= Problem to solve =
Please answer these questions about the text on running tabletop games:
1. Where was the ritual in the Call of Cthulhu game supposed to take place?
2. How many ticks does casting the spell cost?
3. How many steps does the character intend to do to cast Fireball?

I agree it's not good DMing, and if the DM has time to write their own material or expand on pre-written they absolutely should allow the party to have a chance of affecting things - a good example of this happened to me in a Call of Cthulhu game where the party was supposed to turn up to stop a ritual in progress at Stonehenge (cue fight where the leaders of thecult carry one summoning and the party have to get through their minions to stop them) in practice the cultitsts turned up to find the party between them and stonehenge with better weapons and prepositioned in cover - only the wo leaders tried to get to the stones and they didn't get very far.
But that's a good DM who had prepared the material and knew us and our penchant for not following the trail of breadcrumbs. I was talking about a pre-written module where the author doesn't expect the party to even witness the mob formation, but includes it to give the DM something to work with if needed. Writers simply cannot cover every possibility, and the DM's job becomes enabling the players to seem to have an effect while carrying on with the module.
This gets even worse in Living Cmapaigns where a series of modules can be based on outcomes that the party did not have happen in the earlier modules (I think they usually go with feedback to find the most common outcome).

Quertus
2021-12-17, 10:14 AM
I believe that D&D has a solution for this in combat - the turn system - but I am not sure if it has a general solution for out of combat. Required the GM to adjudicate one. Is that correct

Afaik, yeah. And that's related to one little thing that bugged me about the OP. "I X." "OK, now here is the state of the world" is bad.

What?!

OK, no, actually, it's a great gameplay loop. But it's incomplete.

Another completely valid possibility is

"I X"

"OK, while you are doing X, you notice Y."

With an implicit expectation of, "I continue X", "I continue X taking Y into consideration", "I continue X and add Z", or "I cease X, and do Z".

I guess… Hmmm… I view the game as a timeline of intended actions. These intentions can change as the actor perceives the world around them. It's how I run my NPC plots.

Imagine, for instance, a tick-based combat game. A really detailed one. Where you know that, to cast a Fireball,

Retrieving sulfur will cost you one tick. [Visual 2, Olfactory 2, component pouch, bindable (arms) 1]

Retrieving bat guano will cost you one tick. [Visual 2, Olfactory 2, component pouch, bindable (arms) 1]

Rolling them into a ball will cost you one tick. [Visual 1, Olfactory 3]

Casting the spell will cost you 3 ticks. [Visual 5, Auditory 7, recovery 7, bindable (arms) 5, concentration, Spell (I'm having "Spell" do a lot of work here, that should probably be broken out into separate tags in a real system)]

Let's say your character intends to do those 4 steps to cast Fireball.

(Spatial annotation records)
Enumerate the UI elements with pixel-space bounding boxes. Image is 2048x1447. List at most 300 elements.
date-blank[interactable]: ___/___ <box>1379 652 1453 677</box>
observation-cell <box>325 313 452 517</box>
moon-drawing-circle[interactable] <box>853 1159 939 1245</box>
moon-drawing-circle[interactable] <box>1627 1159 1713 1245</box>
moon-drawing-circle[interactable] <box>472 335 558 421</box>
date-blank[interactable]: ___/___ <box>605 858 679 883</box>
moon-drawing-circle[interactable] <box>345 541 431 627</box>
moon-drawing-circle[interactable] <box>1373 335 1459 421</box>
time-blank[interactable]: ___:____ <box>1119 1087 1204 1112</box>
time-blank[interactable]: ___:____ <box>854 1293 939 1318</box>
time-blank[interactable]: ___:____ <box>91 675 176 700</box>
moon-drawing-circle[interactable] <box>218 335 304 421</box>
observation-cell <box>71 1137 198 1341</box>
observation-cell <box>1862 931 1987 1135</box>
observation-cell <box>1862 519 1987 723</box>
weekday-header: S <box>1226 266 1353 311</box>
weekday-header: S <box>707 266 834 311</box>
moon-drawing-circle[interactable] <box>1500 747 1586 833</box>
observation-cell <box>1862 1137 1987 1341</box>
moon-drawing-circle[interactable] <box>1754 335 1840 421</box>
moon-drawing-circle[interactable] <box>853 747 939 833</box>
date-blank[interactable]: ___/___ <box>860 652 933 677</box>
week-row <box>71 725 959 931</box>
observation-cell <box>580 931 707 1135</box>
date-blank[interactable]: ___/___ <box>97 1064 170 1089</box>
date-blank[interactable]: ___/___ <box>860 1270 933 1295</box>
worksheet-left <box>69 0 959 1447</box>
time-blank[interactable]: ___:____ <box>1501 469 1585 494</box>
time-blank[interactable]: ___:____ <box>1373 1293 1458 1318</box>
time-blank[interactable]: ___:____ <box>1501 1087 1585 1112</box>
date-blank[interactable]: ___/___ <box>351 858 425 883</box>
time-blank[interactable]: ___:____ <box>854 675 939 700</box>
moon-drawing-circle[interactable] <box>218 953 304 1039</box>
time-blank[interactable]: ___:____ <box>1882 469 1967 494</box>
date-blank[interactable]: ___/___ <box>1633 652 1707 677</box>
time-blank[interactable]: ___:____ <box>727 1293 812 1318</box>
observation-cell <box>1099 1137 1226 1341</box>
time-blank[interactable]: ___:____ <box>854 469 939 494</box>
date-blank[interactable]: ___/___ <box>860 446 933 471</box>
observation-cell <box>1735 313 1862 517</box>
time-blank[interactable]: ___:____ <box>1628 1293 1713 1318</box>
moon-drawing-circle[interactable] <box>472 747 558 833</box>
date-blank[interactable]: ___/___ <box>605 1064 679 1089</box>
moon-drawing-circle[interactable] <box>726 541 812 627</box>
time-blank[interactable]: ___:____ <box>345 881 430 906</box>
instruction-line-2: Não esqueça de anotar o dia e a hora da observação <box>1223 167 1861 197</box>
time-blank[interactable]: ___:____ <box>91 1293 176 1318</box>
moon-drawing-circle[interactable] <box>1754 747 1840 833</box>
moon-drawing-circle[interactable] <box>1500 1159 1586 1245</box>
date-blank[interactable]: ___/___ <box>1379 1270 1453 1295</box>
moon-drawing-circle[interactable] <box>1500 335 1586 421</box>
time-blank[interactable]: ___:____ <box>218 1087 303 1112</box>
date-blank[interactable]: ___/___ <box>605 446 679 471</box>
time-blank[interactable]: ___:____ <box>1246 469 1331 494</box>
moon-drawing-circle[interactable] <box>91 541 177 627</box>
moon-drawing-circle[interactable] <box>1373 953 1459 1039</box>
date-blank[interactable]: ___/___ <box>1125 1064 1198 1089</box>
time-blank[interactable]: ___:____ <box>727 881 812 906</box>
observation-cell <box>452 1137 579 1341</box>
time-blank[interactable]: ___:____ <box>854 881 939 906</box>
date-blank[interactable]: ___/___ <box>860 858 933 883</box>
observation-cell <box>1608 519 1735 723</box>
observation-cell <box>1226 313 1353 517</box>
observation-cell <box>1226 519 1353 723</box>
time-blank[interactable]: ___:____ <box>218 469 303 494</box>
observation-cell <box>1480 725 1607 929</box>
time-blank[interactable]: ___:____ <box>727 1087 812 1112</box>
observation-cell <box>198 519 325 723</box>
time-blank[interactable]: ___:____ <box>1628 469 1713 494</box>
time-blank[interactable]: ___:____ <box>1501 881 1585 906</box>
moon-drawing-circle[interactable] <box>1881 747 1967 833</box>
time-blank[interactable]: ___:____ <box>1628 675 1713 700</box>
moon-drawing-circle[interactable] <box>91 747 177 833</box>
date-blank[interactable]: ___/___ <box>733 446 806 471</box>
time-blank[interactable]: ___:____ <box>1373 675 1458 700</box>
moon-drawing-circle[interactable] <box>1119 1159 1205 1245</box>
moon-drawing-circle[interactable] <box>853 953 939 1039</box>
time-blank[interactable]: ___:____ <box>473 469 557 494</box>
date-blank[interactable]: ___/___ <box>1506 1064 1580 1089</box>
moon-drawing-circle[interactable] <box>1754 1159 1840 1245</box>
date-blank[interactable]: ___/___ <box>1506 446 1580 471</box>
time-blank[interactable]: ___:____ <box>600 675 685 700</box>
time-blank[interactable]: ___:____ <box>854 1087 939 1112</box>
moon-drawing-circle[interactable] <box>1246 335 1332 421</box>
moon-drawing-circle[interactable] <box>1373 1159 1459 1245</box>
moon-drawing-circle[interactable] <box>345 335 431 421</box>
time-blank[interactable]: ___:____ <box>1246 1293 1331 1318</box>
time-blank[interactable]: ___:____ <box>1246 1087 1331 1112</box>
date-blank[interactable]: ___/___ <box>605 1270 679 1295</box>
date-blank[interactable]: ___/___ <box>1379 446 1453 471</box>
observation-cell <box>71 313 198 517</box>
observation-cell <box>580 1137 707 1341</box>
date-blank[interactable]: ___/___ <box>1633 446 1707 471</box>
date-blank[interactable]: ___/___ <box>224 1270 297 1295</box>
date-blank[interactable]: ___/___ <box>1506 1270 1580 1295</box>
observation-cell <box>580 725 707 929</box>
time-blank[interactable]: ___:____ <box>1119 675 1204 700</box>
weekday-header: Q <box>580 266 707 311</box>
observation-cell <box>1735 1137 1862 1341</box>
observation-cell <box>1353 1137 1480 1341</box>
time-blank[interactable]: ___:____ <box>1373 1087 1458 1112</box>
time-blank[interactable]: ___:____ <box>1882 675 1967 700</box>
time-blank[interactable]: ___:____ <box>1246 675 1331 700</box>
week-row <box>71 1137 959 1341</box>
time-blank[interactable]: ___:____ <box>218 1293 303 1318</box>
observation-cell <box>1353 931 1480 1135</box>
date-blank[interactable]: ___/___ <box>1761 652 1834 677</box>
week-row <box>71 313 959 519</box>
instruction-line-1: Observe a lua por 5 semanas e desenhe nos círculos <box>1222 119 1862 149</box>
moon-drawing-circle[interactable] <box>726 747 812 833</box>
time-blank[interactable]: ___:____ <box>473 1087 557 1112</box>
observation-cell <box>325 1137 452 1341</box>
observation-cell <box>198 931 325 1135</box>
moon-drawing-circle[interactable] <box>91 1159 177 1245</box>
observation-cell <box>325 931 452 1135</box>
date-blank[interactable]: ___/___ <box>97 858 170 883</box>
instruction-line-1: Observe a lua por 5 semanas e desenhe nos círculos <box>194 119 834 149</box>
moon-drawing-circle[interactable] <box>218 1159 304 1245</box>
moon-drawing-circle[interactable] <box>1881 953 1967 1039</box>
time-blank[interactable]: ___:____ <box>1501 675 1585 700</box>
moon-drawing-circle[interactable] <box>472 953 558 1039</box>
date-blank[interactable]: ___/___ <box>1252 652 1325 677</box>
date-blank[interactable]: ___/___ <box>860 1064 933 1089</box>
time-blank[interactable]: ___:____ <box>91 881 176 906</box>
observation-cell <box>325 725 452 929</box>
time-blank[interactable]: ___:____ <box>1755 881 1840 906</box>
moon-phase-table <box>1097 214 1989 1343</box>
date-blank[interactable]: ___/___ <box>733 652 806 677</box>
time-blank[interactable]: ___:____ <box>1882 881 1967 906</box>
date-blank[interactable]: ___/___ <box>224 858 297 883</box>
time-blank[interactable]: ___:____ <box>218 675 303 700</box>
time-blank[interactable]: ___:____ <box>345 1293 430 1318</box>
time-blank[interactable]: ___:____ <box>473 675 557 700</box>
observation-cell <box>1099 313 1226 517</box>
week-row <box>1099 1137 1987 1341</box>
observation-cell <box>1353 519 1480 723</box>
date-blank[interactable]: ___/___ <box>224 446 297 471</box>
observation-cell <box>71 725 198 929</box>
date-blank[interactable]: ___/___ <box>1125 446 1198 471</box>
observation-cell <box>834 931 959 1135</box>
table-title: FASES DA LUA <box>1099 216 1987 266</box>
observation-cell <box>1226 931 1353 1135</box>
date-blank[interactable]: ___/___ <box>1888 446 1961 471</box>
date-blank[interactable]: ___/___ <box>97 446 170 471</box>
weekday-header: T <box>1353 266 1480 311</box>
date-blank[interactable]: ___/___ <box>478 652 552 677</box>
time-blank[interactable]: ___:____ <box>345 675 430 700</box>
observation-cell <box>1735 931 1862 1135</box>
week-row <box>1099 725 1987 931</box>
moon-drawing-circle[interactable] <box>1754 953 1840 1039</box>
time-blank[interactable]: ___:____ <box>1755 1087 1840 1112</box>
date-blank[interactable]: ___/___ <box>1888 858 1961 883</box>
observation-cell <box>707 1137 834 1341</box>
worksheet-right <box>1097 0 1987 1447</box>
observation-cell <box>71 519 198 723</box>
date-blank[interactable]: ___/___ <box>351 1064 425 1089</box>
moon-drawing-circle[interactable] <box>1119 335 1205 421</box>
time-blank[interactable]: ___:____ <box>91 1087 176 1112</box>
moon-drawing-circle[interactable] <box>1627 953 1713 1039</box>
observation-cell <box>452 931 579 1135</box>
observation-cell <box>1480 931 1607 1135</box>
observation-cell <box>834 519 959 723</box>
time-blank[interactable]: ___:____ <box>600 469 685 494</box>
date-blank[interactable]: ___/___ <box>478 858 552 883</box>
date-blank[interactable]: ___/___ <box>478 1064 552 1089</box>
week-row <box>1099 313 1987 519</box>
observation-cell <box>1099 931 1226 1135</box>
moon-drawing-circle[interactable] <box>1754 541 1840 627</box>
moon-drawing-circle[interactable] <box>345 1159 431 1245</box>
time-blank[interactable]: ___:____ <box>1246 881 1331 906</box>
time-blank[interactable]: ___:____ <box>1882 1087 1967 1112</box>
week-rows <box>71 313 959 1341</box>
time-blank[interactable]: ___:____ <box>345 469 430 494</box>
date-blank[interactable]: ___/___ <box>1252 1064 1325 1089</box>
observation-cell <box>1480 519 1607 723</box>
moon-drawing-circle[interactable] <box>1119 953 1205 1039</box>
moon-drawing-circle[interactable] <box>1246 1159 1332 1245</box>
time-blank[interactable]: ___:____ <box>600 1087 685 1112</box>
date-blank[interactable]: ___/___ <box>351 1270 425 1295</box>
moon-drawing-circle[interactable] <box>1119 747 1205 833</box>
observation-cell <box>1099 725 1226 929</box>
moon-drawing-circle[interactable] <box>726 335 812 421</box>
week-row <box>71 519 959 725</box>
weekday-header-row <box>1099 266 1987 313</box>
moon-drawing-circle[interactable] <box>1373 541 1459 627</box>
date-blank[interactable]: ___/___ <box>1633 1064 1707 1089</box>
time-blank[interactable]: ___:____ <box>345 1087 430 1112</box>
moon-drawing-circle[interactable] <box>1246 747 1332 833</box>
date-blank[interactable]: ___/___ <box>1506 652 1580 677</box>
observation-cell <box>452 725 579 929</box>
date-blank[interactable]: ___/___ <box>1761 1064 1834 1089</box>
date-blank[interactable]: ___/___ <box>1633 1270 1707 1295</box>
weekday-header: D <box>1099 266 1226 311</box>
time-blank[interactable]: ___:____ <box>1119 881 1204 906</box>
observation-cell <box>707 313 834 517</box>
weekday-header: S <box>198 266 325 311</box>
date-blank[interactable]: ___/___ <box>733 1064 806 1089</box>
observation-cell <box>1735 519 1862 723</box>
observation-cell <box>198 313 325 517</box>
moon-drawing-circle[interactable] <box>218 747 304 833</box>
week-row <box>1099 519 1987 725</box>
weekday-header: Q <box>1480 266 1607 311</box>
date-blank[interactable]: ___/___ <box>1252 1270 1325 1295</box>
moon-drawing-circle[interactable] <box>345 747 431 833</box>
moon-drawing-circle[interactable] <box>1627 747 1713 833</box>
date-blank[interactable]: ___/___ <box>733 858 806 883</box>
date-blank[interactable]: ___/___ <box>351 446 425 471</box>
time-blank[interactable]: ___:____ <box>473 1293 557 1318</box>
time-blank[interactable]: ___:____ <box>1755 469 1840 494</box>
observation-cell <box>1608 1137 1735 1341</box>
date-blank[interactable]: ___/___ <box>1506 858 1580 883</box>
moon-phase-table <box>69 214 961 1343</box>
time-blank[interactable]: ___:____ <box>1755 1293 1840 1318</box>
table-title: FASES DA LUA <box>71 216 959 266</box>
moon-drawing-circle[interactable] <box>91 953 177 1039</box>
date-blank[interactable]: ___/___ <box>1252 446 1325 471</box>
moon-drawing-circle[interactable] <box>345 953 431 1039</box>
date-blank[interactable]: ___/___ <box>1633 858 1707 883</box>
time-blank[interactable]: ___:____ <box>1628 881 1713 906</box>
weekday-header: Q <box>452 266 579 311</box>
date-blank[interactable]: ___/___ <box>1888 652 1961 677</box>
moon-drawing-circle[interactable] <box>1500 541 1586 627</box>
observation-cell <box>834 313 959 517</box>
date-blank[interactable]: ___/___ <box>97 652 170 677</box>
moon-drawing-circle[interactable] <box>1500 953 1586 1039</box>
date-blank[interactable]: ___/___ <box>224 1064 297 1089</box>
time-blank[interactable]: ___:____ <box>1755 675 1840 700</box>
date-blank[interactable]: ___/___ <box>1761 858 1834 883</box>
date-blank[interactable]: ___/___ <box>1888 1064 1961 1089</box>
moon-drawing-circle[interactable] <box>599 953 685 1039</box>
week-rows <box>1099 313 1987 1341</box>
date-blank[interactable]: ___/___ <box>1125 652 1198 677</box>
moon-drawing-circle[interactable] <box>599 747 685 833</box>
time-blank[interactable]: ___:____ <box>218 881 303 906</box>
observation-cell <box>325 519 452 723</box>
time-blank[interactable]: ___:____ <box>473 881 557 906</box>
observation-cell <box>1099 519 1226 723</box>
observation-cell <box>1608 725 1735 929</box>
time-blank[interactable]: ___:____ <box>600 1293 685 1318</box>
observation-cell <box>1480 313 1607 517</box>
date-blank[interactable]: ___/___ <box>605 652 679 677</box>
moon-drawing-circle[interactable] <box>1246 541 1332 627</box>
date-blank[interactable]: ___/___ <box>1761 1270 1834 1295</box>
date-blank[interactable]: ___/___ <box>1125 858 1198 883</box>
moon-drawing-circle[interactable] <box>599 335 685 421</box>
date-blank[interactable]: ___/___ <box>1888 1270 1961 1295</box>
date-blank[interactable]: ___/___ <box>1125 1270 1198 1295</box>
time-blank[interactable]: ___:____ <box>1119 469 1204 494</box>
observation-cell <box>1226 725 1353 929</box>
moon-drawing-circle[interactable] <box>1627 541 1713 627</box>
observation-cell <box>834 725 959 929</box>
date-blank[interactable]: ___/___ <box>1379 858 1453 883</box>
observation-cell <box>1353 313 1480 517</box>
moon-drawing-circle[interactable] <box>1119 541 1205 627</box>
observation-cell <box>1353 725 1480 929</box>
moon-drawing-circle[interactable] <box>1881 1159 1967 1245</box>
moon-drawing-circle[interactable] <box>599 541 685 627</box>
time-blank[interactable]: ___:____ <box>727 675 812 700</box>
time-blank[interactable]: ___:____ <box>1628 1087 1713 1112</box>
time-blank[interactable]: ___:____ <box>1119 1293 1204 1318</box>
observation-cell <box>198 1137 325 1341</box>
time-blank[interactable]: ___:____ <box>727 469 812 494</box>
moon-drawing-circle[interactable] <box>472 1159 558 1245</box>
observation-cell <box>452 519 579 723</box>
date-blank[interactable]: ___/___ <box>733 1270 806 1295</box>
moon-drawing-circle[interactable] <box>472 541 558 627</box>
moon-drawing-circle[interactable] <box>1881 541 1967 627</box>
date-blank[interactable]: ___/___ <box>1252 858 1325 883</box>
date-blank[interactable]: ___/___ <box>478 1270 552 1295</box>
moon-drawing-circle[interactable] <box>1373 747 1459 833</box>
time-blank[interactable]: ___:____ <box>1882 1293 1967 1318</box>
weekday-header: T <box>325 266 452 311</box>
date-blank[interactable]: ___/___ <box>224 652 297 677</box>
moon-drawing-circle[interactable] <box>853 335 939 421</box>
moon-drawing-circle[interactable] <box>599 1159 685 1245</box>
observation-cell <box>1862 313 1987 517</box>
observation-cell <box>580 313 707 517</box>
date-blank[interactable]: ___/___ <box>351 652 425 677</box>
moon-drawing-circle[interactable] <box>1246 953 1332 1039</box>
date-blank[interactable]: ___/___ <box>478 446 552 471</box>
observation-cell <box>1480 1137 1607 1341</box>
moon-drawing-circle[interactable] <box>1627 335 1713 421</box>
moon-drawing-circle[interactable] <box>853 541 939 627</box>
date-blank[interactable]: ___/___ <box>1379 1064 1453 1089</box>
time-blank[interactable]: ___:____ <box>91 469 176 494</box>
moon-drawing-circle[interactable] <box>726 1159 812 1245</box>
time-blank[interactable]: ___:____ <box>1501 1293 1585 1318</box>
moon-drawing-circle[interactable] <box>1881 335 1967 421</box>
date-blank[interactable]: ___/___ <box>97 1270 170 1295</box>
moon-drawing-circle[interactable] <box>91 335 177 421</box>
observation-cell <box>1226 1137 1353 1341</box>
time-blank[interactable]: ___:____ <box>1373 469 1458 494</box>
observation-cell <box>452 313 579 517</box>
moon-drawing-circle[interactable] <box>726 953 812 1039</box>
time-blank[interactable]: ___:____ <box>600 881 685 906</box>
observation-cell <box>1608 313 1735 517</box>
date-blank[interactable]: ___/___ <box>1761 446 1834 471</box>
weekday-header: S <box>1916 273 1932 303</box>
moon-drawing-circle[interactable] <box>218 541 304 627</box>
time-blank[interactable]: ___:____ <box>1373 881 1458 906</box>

= Exercise response =
1. Stonehenge
2. 3 ticks
3. 4 steps